◆ Written exercise
Write out all the entries word for word and omit any pictures.

— START Material for this exercise —

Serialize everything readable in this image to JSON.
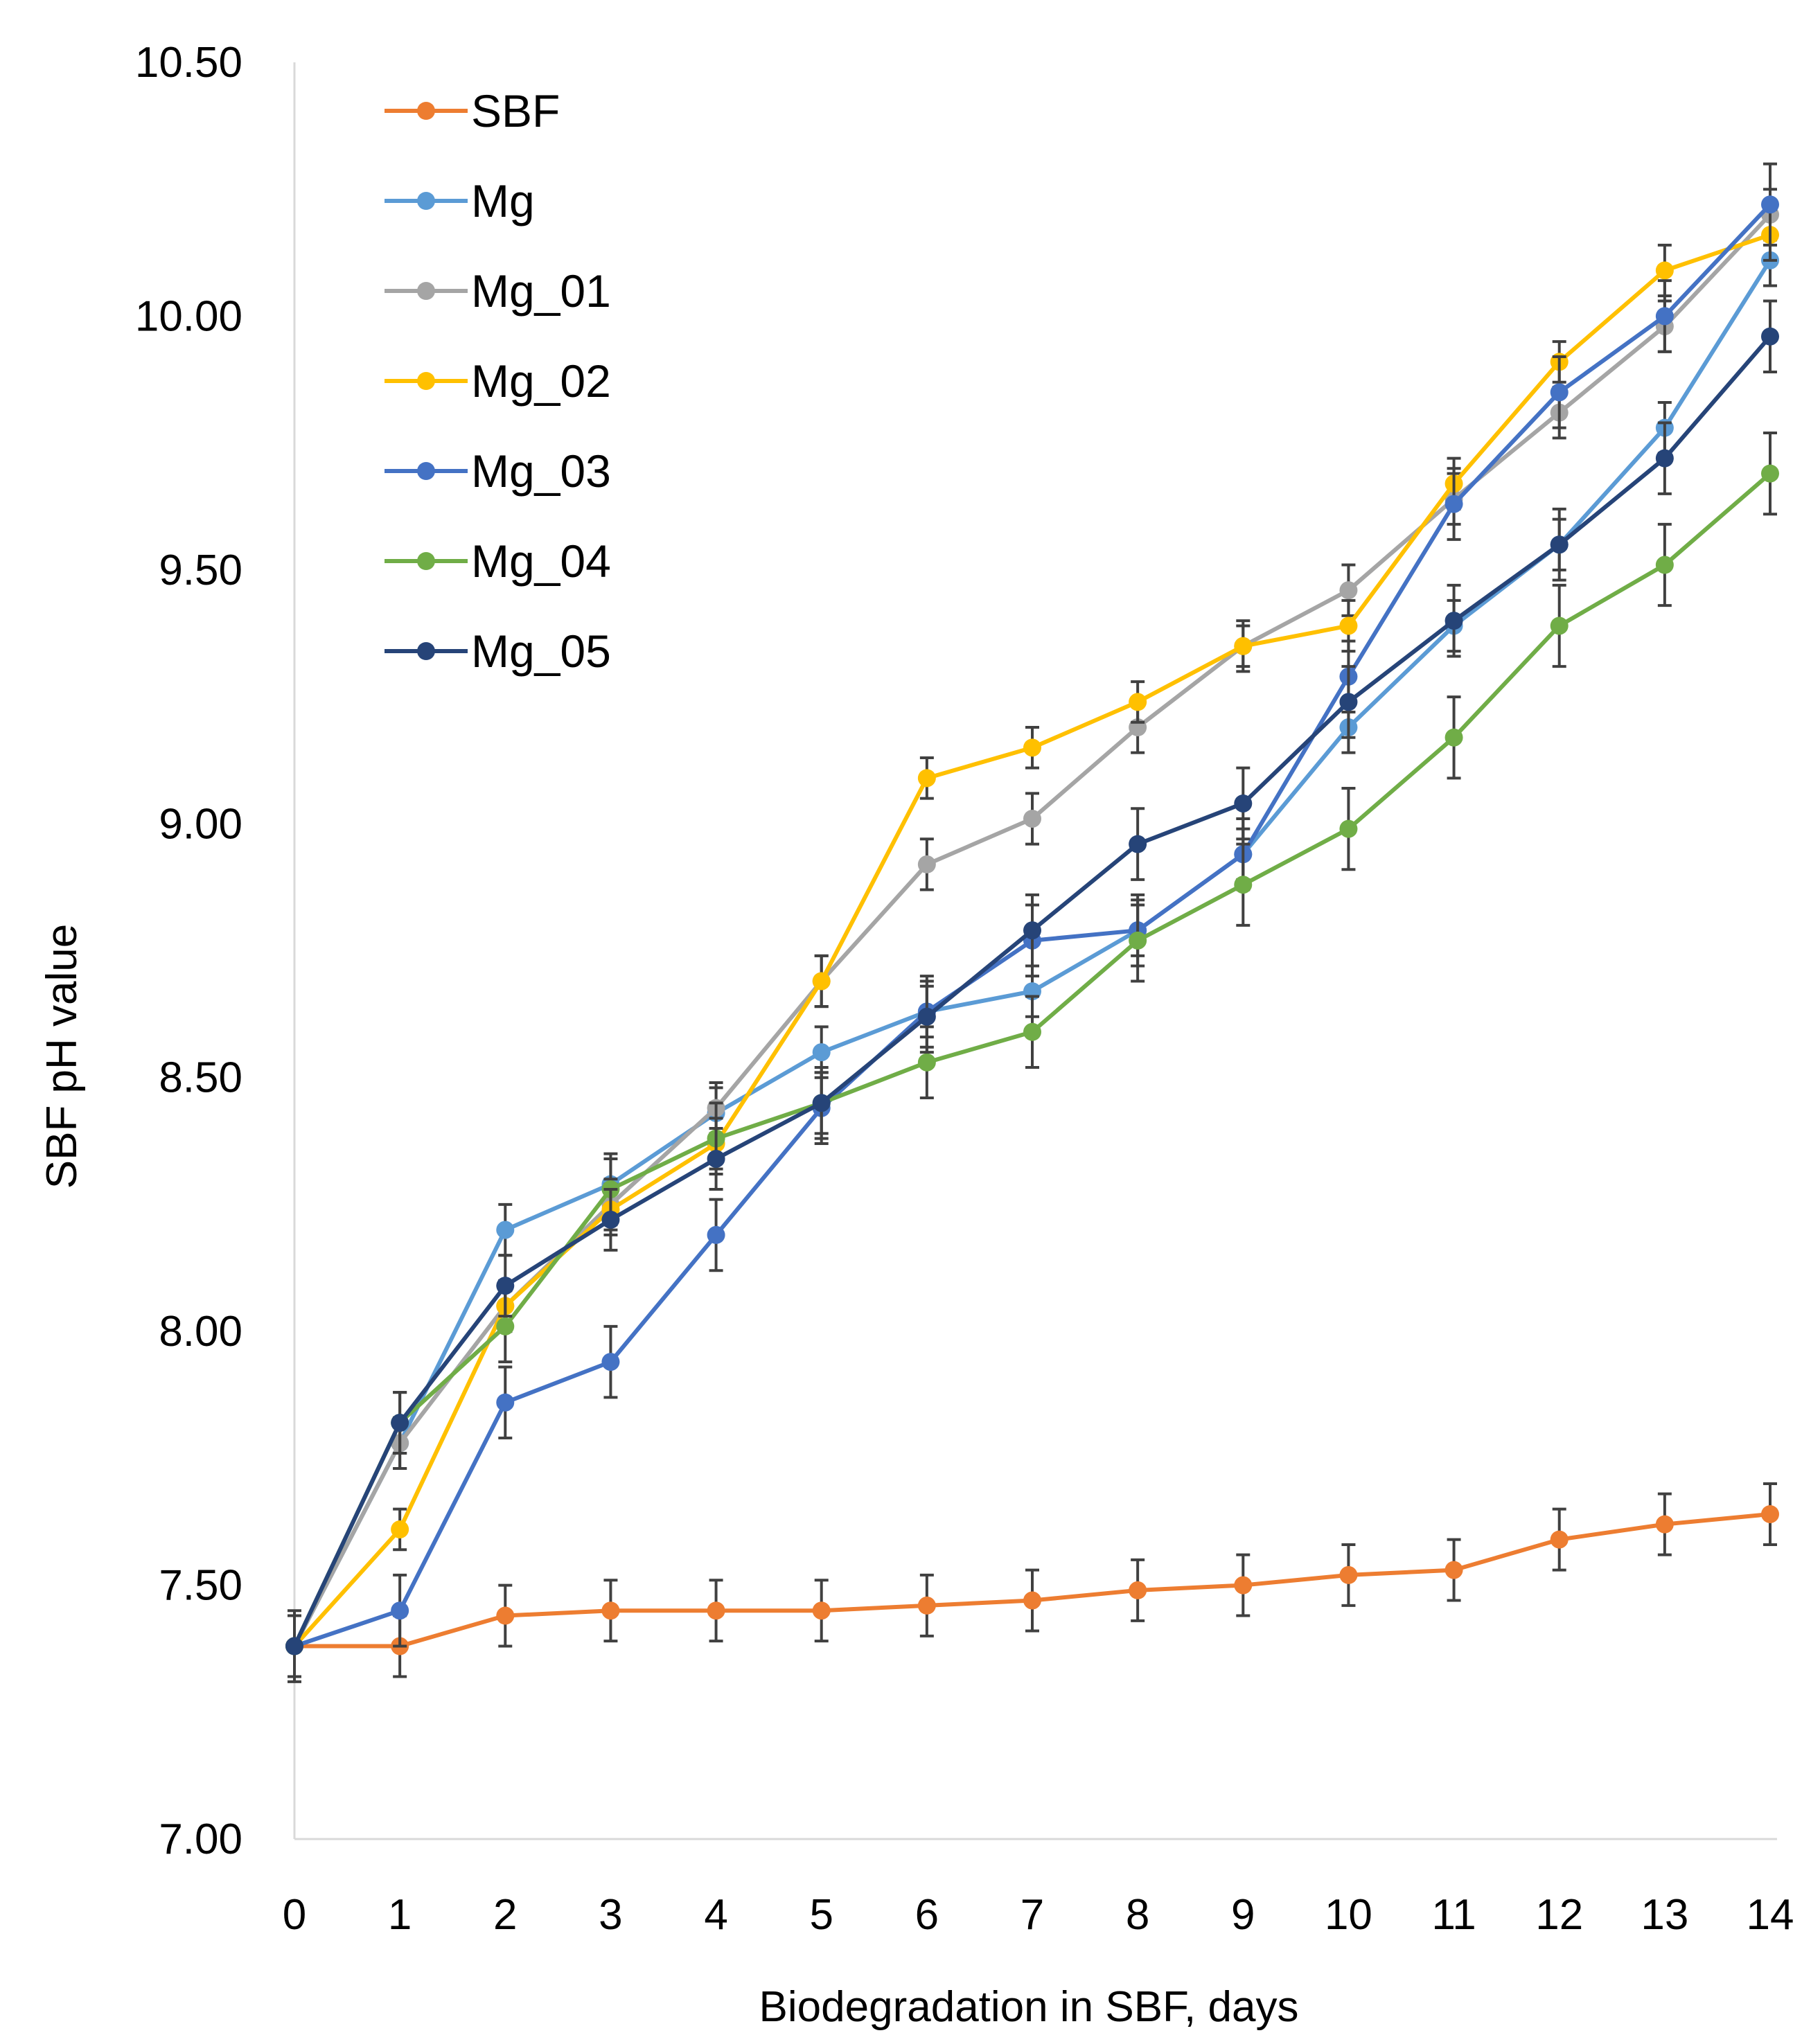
{
  "chart_data": {
    "type": "line",
    "title": "",
    "xlabel": "Biodegradation in SBF, days",
    "ylabel": "SBF pH value",
    "xlim": [
      0,
      14
    ],
    "ylim": [
      7.0,
      10.5
    ],
    "x_ticks": [
      "0",
      "1",
      "2",
      "3",
      "4",
      "5",
      "6",
      "7",
      "8",
      "9",
      "10",
      "11",
      "12",
      "13",
      "14"
    ],
    "y_ticks": [
      "7.00",
      "7.50",
      "8.00",
      "8.50",
      "9.00",
      "9.50",
      "10.00",
      "10.50"
    ],
    "grid": false,
    "legend_position": "top-left",
    "error_bars": true,
    "x": [
      0,
      1,
      2,
      3,
      4,
      5,
      6,
      7,
      8,
      9,
      10,
      11,
      12,
      13,
      14
    ],
    "series": [
      {
        "name": "SBF",
        "color": "#ED7D31",
        "values": [
          7.38,
          7.38,
          7.44,
          7.45,
          7.45,
          7.45,
          7.46,
          7.47,
          7.49,
          7.5,
          7.52,
          7.53,
          7.59,
          7.62,
          7.64
        ],
        "errors": [
          0.07,
          0.06,
          0.06,
          0.06,
          0.06,
          0.06,
          0.06,
          0.06,
          0.06,
          0.06,
          0.06,
          0.06,
          0.06,
          0.06,
          0.06
        ]
      },
      {
        "name": "Mg",
        "color": "#5B9BD5",
        "values": [
          7.38,
          7.78,
          8.2,
          8.29,
          8.43,
          8.55,
          8.63,
          8.67,
          8.79,
          8.94,
          9.19,
          9.39,
          9.55,
          9.78,
          10.11
        ],
        "errors": [
          0.06,
          0.05,
          0.05,
          0.05,
          0.05,
          0.05,
          0.05,
          0.05,
          0.05,
          0.05,
          0.05,
          0.05,
          0.05,
          0.05,
          0.05
        ]
      },
      {
        "name": "Mg_01",
        "color": "#A5A5A5",
        "values": [
          7.38,
          7.78,
          8.05,
          8.25,
          8.44,
          8.69,
          8.92,
          9.01,
          9.19,
          9.35,
          9.46,
          9.64,
          9.81,
          9.98,
          10.2
        ],
        "errors": [
          0.06,
          0.05,
          0.05,
          0.05,
          0.05,
          0.05,
          0.05,
          0.05,
          0.05,
          0.05,
          0.05,
          0.05,
          0.05,
          0.05,
          0.05
        ]
      },
      {
        "name": "Mg_02",
        "color": "#FFC000",
        "values": [
          7.38,
          7.61,
          8.05,
          8.24,
          8.37,
          8.69,
          9.09,
          9.15,
          9.24,
          9.35,
          9.39,
          9.67,
          9.91,
          10.09,
          10.16
        ],
        "errors": [
          0.06,
          0.04,
          0.05,
          0.05,
          0.05,
          0.05,
          0.04,
          0.04,
          0.04,
          0.04,
          0.05,
          0.05,
          0.04,
          0.05,
          0.05
        ]
      },
      {
        "name": "Mg_03",
        "color": "#4472C4",
        "values": [
          7.38,
          7.45,
          7.86,
          7.94,
          8.19,
          8.44,
          8.63,
          8.77,
          8.79,
          8.94,
          9.29,
          9.63,
          9.85,
          10.0,
          10.22
        ],
        "errors": [
          0.06,
          0.07,
          0.07,
          0.07,
          0.07,
          0.07,
          0.07,
          0.07,
          0.07,
          0.07,
          0.07,
          0.07,
          0.07,
          0.07,
          0.08
        ]
      },
      {
        "name": "Mg_04",
        "color": "#70AD47",
        "values": [
          7.38,
          7.82,
          8.01,
          8.28,
          8.38,
          8.45,
          8.53,
          8.59,
          8.77,
          8.88,
          8.99,
          9.17,
          9.39,
          9.51,
          9.69
        ],
        "errors": [
          0.06,
          0.06,
          0.07,
          0.07,
          0.07,
          0.07,
          0.07,
          0.07,
          0.08,
          0.08,
          0.08,
          0.08,
          0.08,
          0.08,
          0.08
        ]
      },
      {
        "name": "Mg_05",
        "color": "#264478",
        "values": [
          7.38,
          7.82,
          8.09,
          8.22,
          8.34,
          8.45,
          8.62,
          8.79,
          8.96,
          9.04,
          9.24,
          9.4,
          9.55,
          9.72,
          9.96
        ],
        "errors": [
          0.06,
          0.06,
          0.06,
          0.06,
          0.06,
          0.06,
          0.07,
          0.07,
          0.07,
          0.07,
          0.07,
          0.07,
          0.07,
          0.07,
          0.07
        ]
      }
    ]
  }
}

— END Material for this exercise —

◆ Solution to this problem
Serialize everything readable in this image to JSON.
{
  "chart_data": {
    "type": "line",
    "title": "",
    "xlabel": "Biodegradation in SBF, days",
    "ylabel": "SBF pH value",
    "xlim": [
      0,
      14
    ],
    "ylim": [
      7.0,
      10.5
    ],
    "x_ticks": [
      "0",
      "1",
      "2",
      "3",
      "4",
      "5",
      "6",
      "7",
      "8",
      "9",
      "10",
      "11",
      "12",
      "13",
      "14"
    ],
    "y_ticks": [
      "7.00",
      "7.50",
      "8.00",
      "8.50",
      "9.00",
      "9.50",
      "10.00",
      "10.50"
    ],
    "grid": false,
    "legend_position": "top-left",
    "error_bars": true,
    "x": [
      0,
      1,
      2,
      3,
      4,
      5,
      6,
      7,
      8,
      9,
      10,
      11,
      12,
      13,
      14
    ],
    "series": [
      {
        "name": "SBF",
        "color": "#ED7D31",
        "values": [
          7.38,
          7.38,
          7.44,
          7.45,
          7.45,
          7.45,
          7.46,
          7.47,
          7.49,
          7.5,
          7.52,
          7.53,
          7.59,
          7.62,
          7.64
        ],
        "errors": [
          0.07,
          0.06,
          0.06,
          0.06,
          0.06,
          0.06,
          0.06,
          0.06,
          0.06,
          0.06,
          0.06,
          0.06,
          0.06,
          0.06,
          0.06
        ]
      },
      {
        "name": "Mg",
        "color": "#5B9BD5",
        "values": [
          7.38,
          7.78,
          8.2,
          8.29,
          8.43,
          8.55,
          8.63,
          8.67,
          8.79,
          8.94,
          9.19,
          9.39,
          9.55,
          9.78,
          10.11
        ],
        "errors": [
          0.06,
          0.05,
          0.05,
          0.05,
          0.05,
          0.05,
          0.05,
          0.05,
          0.05,
          0.05,
          0.05,
          0.05,
          0.05,
          0.05,
          0.05
        ]
      },
      {
        "name": "Mg_01",
        "color": "#A5A5A5",
        "values": [
          7.38,
          7.78,
          8.05,
          8.25,
          8.44,
          8.69,
          8.92,
          9.01,
          9.19,
          9.35,
          9.46,
          9.64,
          9.81,
          9.98,
          10.2
        ],
        "errors": [
          0.06,
          0.05,
          0.05,
          0.05,
          0.05,
          0.05,
          0.05,
          0.05,
          0.05,
          0.05,
          0.05,
          0.05,
          0.05,
          0.05,
          0.05
        ]
      },
      {
        "name": "Mg_02",
        "color": "#FFC000",
        "values": [
          7.38,
          7.61,
          8.05,
          8.24,
          8.37,
          8.69,
          9.09,
          9.15,
          9.24,
          9.35,
          9.39,
          9.67,
          9.91,
          10.09,
          10.16
        ],
        "errors": [
          0.06,
          0.04,
          0.05,
          0.05,
          0.05,
          0.05,
          0.04,
          0.04,
          0.04,
          0.04,
          0.05,
          0.05,
          0.04,
          0.05,
          0.05
        ]
      },
      {
        "name": "Mg_03",
        "color": "#4472C4",
        "values": [
          7.38,
          7.45,
          7.86,
          7.94,
          8.19,
          8.44,
          8.63,
          8.77,
          8.79,
          8.94,
          9.29,
          9.63,
          9.85,
          10.0,
          10.22
        ],
        "errors": [
          0.06,
          0.07,
          0.07,
          0.07,
          0.07,
          0.07,
          0.07,
          0.07,
          0.07,
          0.07,
          0.07,
          0.07,
          0.07,
          0.07,
          0.08
        ]
      },
      {
        "name": "Mg_04",
        "color": "#70AD47",
        "values": [
          7.38,
          7.82,
          8.01,
          8.28,
          8.38,
          8.45,
          8.53,
          8.59,
          8.77,
          8.88,
          8.99,
          9.17,
          9.39,
          9.51,
          9.69
        ],
        "errors": [
          0.06,
          0.06,
          0.07,
          0.07,
          0.07,
          0.07,
          0.07,
          0.07,
          0.08,
          0.08,
          0.08,
          0.08,
          0.08,
          0.08,
          0.08
        ]
      },
      {
        "name": "Mg_05",
        "color": "#264478",
        "values": [
          7.38,
          7.82,
          8.09,
          8.22,
          8.34,
          8.45,
          8.62,
          8.79,
          8.96,
          9.04,
          9.24,
          9.4,
          9.55,
          9.72,
          9.96
        ],
        "errors": [
          0.06,
          0.06,
          0.06,
          0.06,
          0.06,
          0.06,
          0.07,
          0.07,
          0.07,
          0.07,
          0.07,
          0.07,
          0.07,
          0.07,
          0.07
        ]
      }
    ]
  }
}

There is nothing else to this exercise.